**Your task:** The entries below should be given again exactly, minus their pictures.

Start of Data for this exercise

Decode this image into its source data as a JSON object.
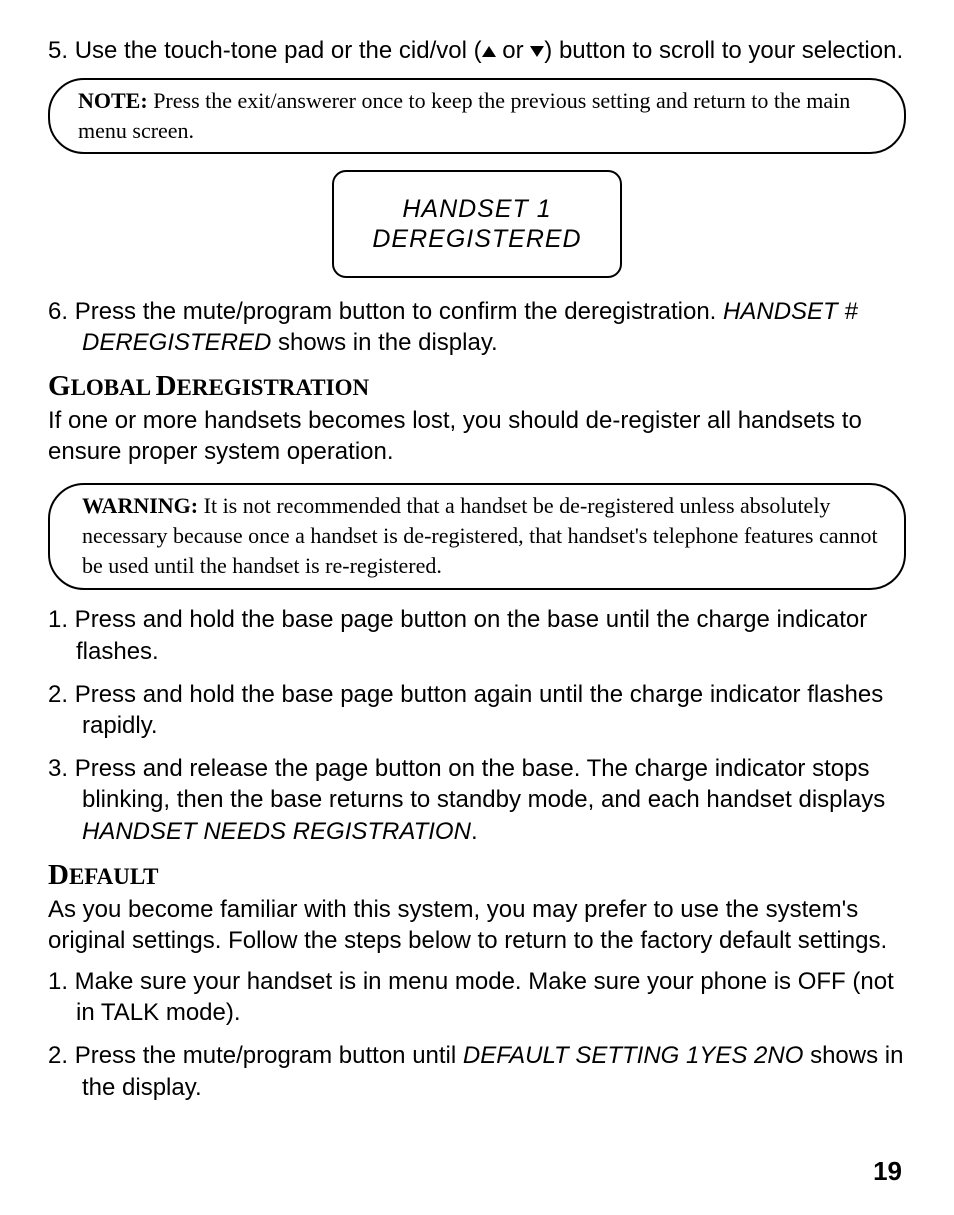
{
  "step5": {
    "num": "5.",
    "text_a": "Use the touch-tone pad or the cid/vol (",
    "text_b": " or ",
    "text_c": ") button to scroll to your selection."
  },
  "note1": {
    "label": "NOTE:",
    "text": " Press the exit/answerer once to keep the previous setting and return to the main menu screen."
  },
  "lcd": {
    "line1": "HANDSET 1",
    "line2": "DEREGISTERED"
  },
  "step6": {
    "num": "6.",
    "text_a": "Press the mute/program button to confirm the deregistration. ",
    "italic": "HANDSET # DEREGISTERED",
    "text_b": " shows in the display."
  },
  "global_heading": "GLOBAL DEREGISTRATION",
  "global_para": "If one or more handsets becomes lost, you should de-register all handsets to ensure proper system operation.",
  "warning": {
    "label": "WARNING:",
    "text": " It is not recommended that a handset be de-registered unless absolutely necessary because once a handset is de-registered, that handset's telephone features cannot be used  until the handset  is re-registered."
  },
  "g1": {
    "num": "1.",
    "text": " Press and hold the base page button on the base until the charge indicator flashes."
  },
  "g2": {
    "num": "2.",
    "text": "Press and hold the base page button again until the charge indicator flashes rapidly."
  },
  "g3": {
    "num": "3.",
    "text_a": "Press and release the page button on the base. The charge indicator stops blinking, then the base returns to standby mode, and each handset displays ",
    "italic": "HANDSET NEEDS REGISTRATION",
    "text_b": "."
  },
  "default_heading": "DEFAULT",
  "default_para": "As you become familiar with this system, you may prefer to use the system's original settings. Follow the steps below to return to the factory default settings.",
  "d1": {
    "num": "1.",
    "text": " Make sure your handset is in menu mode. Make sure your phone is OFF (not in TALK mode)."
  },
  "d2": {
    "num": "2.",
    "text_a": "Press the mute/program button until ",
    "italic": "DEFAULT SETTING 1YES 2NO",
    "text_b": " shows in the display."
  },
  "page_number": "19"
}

End of Data for this exercise

**Final answer:**
Decode this image into its source data as a JSON object.
{
  "step5": {
    "num": "5.",
    "text_a": "Use the touch-tone pad or the cid/vol (",
    "text_b": " or ",
    "text_c": ") button to scroll to your selection."
  },
  "note1": {
    "label": "NOTE:",
    "text": " Press the exit/answerer once to keep the previous setting and return to the main menu screen."
  },
  "lcd": {
    "line1": "HANDSET 1",
    "line2": "DEREGISTERED"
  },
  "step6": {
    "num": "6.",
    "text_a": "Press the mute/program button to confirm the deregistration. ",
    "italic": "HANDSET # DEREGISTERED",
    "text_b": " shows in the display."
  },
  "global_heading": "GLOBAL DEREGISTRATION",
  "global_para": "If one or more handsets becomes lost, you should de-register all handsets to ensure proper system operation.",
  "warning": {
    "label": "WARNING:",
    "text": " It is not recommended that a handset be de-registered unless absolutely necessary because once a handset is de-registered, that handset's telephone features cannot be used  until the handset  is re-registered."
  },
  "g1": {
    "num": "1.",
    "text": " Press and hold the base page button on the base until the charge indicator flashes."
  },
  "g2": {
    "num": "2.",
    "text": "Press and hold the base page button again until the charge indicator flashes rapidly."
  },
  "g3": {
    "num": "3.",
    "text_a": "Press and release the page button on the base. The charge indicator stops blinking, then the base returns to standby mode, and each handset displays ",
    "italic": "HANDSET NEEDS REGISTRATION",
    "text_b": "."
  },
  "default_heading": "DEFAULT",
  "default_para": "As you become familiar with this system, you may prefer to use the system's original settings. Follow the steps below to return to the factory default settings.",
  "d1": {
    "num": "1.",
    "text": " Make sure your handset is in menu mode. Make sure your phone is OFF (not in TALK mode)."
  },
  "d2": {
    "num": "2.",
    "text_a": "Press the mute/program button until ",
    "italic": "DEFAULT SETTING 1YES 2NO",
    "text_b": " shows in the display."
  },
  "page_number": "19"
}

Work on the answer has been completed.